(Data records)
####

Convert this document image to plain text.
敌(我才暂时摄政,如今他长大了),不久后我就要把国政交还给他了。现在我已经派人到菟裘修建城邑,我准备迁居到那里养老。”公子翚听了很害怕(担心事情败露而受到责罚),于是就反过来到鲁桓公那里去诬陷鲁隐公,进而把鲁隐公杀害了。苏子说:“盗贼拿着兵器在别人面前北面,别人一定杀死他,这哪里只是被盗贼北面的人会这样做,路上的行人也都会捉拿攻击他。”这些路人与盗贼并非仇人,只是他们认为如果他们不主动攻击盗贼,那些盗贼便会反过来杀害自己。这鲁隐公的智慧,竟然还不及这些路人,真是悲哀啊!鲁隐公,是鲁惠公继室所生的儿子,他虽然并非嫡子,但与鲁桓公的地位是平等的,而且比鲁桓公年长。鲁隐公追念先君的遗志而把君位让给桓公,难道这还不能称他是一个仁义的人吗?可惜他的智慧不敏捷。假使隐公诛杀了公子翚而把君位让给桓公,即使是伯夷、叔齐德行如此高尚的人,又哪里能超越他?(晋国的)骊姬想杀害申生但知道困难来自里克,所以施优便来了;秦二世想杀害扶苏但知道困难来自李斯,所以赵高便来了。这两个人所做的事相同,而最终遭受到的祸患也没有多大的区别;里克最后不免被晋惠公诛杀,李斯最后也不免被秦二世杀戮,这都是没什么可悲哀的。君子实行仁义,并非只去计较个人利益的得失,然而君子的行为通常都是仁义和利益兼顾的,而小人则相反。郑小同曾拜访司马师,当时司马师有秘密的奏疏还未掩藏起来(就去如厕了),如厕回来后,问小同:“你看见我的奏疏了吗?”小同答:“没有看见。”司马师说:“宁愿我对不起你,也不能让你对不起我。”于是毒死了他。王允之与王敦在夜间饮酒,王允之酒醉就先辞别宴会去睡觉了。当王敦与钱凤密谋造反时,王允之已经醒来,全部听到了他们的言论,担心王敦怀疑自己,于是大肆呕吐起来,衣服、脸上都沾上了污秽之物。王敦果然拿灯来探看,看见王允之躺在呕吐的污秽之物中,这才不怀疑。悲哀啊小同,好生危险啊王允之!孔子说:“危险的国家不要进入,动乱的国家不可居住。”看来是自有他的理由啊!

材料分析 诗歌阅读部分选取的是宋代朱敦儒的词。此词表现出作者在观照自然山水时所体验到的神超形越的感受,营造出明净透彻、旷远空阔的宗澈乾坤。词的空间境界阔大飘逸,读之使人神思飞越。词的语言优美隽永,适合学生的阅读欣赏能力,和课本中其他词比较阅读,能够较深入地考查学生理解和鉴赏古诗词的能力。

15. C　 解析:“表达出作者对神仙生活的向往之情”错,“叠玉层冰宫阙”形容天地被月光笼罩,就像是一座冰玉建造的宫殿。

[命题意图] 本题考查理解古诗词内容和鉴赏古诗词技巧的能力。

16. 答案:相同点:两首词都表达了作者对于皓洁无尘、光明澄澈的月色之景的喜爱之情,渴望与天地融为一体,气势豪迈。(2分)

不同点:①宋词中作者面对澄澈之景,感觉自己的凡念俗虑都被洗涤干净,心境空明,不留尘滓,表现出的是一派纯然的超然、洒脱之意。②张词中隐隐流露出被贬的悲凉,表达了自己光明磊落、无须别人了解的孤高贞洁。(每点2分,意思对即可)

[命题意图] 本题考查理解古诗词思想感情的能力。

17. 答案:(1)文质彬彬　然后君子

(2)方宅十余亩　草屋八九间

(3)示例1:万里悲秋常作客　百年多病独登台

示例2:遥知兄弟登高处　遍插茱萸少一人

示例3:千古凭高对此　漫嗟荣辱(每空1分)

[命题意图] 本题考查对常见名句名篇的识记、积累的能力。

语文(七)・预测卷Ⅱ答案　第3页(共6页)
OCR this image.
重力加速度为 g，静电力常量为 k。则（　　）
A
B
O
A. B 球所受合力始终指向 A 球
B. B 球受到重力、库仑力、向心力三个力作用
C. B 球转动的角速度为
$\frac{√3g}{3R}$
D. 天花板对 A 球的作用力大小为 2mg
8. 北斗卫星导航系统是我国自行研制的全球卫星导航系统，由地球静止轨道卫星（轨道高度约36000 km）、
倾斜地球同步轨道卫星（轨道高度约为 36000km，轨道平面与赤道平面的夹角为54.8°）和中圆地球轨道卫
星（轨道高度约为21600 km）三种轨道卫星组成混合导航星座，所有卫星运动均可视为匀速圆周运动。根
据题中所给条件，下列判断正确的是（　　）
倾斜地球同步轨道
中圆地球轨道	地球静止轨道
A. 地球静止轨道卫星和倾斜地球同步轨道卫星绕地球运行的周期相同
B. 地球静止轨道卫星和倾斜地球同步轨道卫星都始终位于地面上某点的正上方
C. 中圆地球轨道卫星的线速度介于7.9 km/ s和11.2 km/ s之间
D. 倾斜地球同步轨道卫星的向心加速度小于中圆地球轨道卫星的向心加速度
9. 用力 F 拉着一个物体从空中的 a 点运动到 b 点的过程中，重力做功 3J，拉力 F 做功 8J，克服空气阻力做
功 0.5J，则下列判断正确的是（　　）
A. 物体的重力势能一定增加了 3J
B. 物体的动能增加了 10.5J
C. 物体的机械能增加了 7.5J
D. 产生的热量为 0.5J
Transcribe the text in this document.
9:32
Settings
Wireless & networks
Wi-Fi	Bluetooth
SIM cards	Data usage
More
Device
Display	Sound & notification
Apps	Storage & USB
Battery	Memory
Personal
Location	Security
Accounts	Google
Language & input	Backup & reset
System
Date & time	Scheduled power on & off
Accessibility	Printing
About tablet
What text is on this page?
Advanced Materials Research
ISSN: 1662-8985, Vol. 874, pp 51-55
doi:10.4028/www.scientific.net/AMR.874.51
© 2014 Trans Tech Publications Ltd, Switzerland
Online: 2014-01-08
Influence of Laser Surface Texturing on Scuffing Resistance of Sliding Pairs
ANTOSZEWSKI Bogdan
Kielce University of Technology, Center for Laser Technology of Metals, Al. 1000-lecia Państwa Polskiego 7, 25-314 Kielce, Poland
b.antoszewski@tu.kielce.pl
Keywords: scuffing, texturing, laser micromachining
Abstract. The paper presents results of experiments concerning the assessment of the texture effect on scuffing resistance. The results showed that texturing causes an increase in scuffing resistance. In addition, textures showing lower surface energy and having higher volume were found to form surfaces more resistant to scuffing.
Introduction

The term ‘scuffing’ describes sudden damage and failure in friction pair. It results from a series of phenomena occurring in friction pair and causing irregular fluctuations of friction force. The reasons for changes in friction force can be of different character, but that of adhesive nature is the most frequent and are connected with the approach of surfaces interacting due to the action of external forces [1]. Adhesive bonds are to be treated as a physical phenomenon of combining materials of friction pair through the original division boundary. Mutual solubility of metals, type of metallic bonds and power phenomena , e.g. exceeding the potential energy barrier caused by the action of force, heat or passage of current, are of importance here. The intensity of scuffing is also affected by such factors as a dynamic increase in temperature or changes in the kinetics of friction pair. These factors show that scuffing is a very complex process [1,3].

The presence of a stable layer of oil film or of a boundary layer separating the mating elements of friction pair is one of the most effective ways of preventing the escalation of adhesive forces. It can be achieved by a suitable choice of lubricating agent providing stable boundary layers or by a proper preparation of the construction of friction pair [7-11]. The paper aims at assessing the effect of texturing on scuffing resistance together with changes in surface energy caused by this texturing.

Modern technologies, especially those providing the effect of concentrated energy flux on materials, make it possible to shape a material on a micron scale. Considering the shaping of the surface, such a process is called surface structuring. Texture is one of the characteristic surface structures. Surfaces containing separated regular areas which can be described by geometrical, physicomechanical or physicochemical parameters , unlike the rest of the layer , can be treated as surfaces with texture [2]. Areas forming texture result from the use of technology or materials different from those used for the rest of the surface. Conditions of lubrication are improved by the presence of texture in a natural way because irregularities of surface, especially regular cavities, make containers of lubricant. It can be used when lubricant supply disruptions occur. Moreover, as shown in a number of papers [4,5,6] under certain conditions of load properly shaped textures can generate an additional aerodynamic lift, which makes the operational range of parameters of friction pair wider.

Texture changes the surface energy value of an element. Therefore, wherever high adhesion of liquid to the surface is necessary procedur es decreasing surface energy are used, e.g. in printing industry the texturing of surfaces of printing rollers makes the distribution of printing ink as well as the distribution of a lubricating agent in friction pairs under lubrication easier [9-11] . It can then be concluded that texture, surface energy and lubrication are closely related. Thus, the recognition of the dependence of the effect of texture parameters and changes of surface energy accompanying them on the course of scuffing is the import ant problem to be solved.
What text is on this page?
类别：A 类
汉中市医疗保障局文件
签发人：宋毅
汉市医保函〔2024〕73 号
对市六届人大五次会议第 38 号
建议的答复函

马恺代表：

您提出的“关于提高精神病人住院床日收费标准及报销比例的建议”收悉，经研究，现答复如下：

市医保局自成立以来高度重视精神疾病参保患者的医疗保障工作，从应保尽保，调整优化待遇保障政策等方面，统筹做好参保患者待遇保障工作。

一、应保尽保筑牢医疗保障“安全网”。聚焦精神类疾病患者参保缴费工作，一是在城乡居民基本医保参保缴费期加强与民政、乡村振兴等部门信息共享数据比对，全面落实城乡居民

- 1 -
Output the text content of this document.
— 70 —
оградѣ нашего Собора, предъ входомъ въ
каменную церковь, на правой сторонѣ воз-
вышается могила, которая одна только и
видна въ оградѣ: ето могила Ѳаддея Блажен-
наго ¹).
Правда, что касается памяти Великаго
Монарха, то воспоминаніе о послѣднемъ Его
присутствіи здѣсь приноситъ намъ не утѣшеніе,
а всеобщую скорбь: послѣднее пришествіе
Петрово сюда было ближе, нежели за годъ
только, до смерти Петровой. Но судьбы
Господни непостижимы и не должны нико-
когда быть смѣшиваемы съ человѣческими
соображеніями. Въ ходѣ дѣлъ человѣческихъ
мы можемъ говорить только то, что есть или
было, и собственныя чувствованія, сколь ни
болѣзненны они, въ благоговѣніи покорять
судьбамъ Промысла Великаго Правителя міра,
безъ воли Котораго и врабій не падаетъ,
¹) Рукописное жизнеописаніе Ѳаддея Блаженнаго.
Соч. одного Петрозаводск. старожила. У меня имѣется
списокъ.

####

## Task brief
Could you quote, exactly as they appear, the line containing "Output the text content of this document." and every line after it to the end of the records above?

## The result
Output the text content of this document.
— 70 —
оградѣ нашего Собора, предъ входомъ въ
каменную церковь, на правой сторонѣ воз-
вышается могила, которая одна только и
видна въ оградѣ: ето могила Ѳаддея Блажен-
наго ¹).
Правда, что касается памяти Великаго
Монарха, то воспоминаніе о послѣднемъ Его
присутствіи здѣсь приноситъ намъ не утѣшеніе,
а всеобщую скорбь: послѣднее пришествіе
Петрово сюда было ближе, нежели за годъ
только, до смерти Петровой. Но судьбы
Господни непостижимы и не должны нико-
когда быть смѣшиваемы съ человѣческими
соображеніями. Въ ходѣ дѣлъ человѣческихъ
мы можемъ говорить только то, что есть или
было, и собственныя чувствованія, сколь ни
болѣзненны они, въ благоговѣніи покорять
судьбамъ Промысла Великаго Правителя міра,
безъ воли Котораго и врабій не падаетъ,
¹) Рукописное жизнеописаніе Ѳаддея Блаженнаго.
Соч. одного Петрозаводск. старожила. У меня имѣется
списокъ.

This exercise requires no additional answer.